**Instruction:**
Leave the pictures out. Return all other data exactly.

**Material:**
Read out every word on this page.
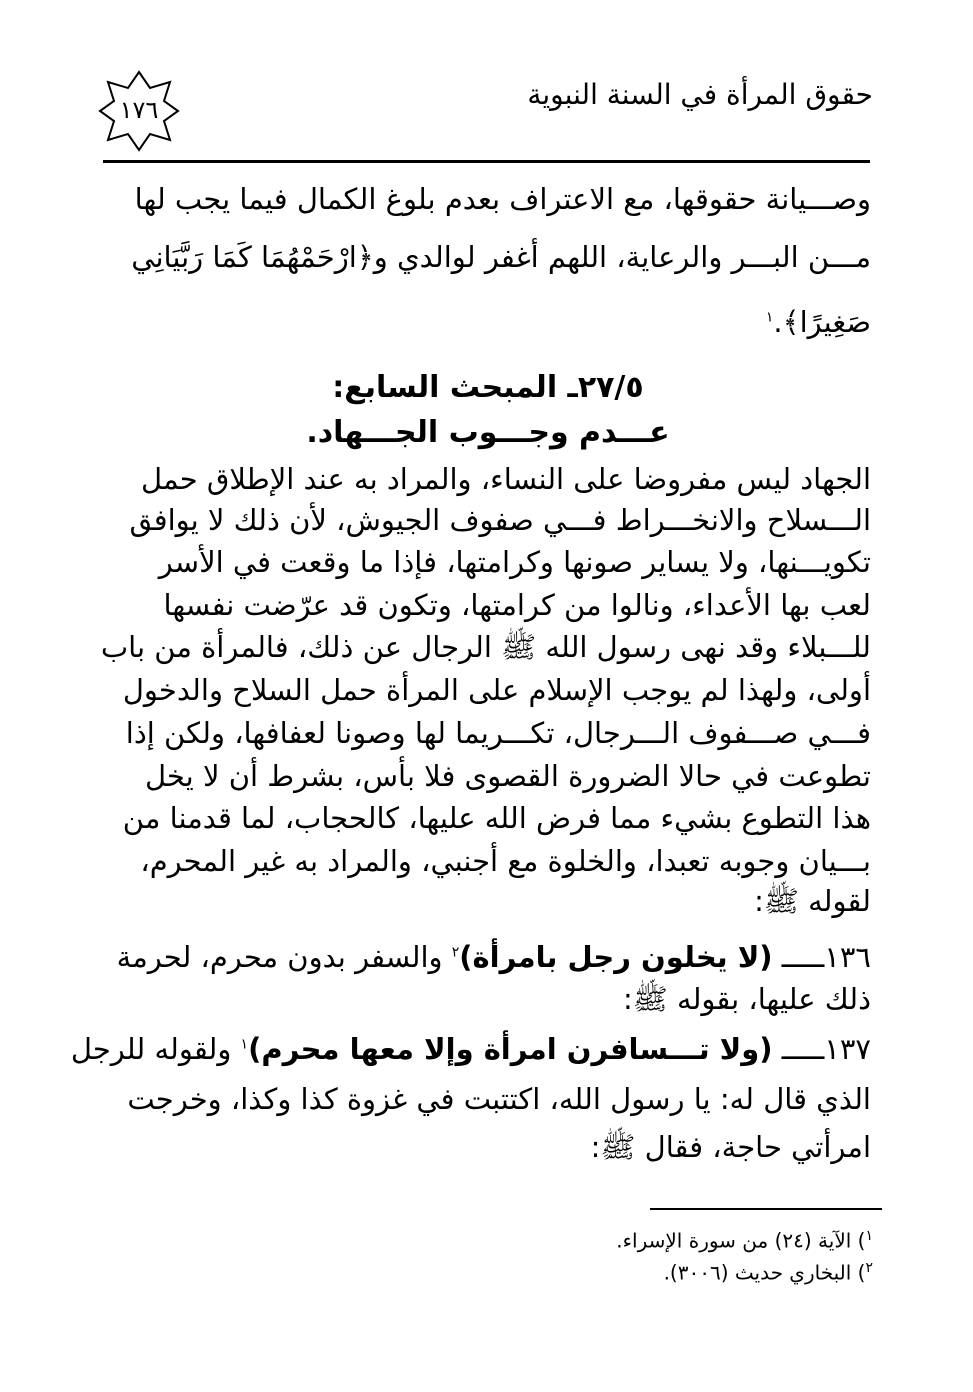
حقوق المرأة في السنة النبوية
١٧٦
وصـــيانة حقوقها، مع الاعتراف بعدم بلوغ الكمال فيما يجب لها
مـــن البـــر والرعاية، اللهم أغفر لوالدي و﴿ارْحَمْهُمَا كَمَا رَبَّيَانِي
صَغِيرًا﴾.$^١$
٢٧/٥ـ المبحث السابع:
عـــدم وجـــوب الجـــهاد.
الجهاد ليس مفروضا على النساء، والمراد به عند الإطلاق حمل
الـــسلاح والانخـــراط فـــي صفوف الجيوش، لأن ذلك لا يوافق
تكويـــنها، ولا يساير صونها وكرامتها، فإذا ما وقعت في الأسر
لعب بها الأعداء، ونالوا من كرامتها، وتكون قد عرّضت نفسها
للـــبلاء وقد نهى رسول الله ﷺ الرجال عن ذلك، فالمرأة من باب
أولى، ولهذا لم يوجب الإسلام على المرأة حمل السلاح والدخول
فـــي صـــفوف الـــرجال، تكـــريما لها وصونا لعفافها، ولكن إذا
تطوعت في حالا الضرورة القصوى فلا بأس، بشرط أن لا يخل
هذا التطوع بشيء مما فرض الله عليها، كالحجاب، لما قدمنا من
بـــيان وجوبه تعبدا، والخلوة مع أجنبي، والمراد به غير المحرم،
لقوله ﷺ:
١٣٦ـــــ (لا يخلون رجل بامرأة)$^٢$ والسفر بدون محرم، لحرمة
ذلك عليها، بقوله ﷺ:
١٣٧ـــــ (ولا تـــسافرن امرأة وإلا معها محرم)$^١$ ولقوله للرجل
الذي قال له: يا رسول الله، اكتتبت في غزوة كذا وكذا، وخرجت
امرأتي حاجة، فقال ﷺ:
$^١$) الآية (٢٤) من سورة الإسراء.
$^٢$) البخاري حديث (٣٠٠٦).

**Solved problem:**
Read out every word on this page.
حقوق المرأة في السنة النبوية
١٧٦
وصـــيانة حقوقها، مع الاعتراف بعدم بلوغ الكمال فيما يجب لها
مـــن البـــر والرعاية، اللهم أغفر لوالدي و﴿ارْحَمْهُمَا كَمَا رَبَّيَانِي
صَغِيرًا﴾.$^١$
٢٧/٥ـ المبحث السابع:
عـــدم وجـــوب الجـــهاد.
الجهاد ليس مفروضا على النساء، والمراد به عند الإطلاق حمل
الـــسلاح والانخـــراط فـــي صفوف الجيوش، لأن ذلك لا يوافق
تكويـــنها، ولا يساير صونها وكرامتها، فإذا ما وقعت في الأسر
لعب بها الأعداء، ونالوا من كرامتها، وتكون قد عرّضت نفسها
للـــبلاء وقد نهى رسول الله ﷺ الرجال عن ذلك، فالمرأة من باب
أولى، ولهذا لم يوجب الإسلام على المرأة حمل السلاح والدخول
فـــي صـــفوف الـــرجال، تكـــريما لها وصونا لعفافها، ولكن إذا
تطوعت في حالا الضرورة القصوى فلا بأس، بشرط أن لا يخل
هذا التطوع بشيء مما فرض الله عليها، كالحجاب، لما قدمنا من
بـــيان وجوبه تعبدا، والخلوة مع أجنبي، والمراد به غير المحرم،
لقوله ﷺ:
١٣٦ـــــ (لا يخلون رجل بامرأة)$^٢$ والسفر بدون محرم، لحرمة
ذلك عليها، بقوله ﷺ:
١٣٧ـــــ (ولا تـــسافرن امرأة وإلا معها محرم)$^١$ ولقوله للرجل
الذي قال له: يا رسول الله، اكتتبت في غزوة كذا وكذا، وخرجت
امرأتي حاجة، فقال ﷺ:
$^١$) الآية (٢٤) من سورة الإسراء.
$^٢$) البخاري حديث (٣٠٠٦).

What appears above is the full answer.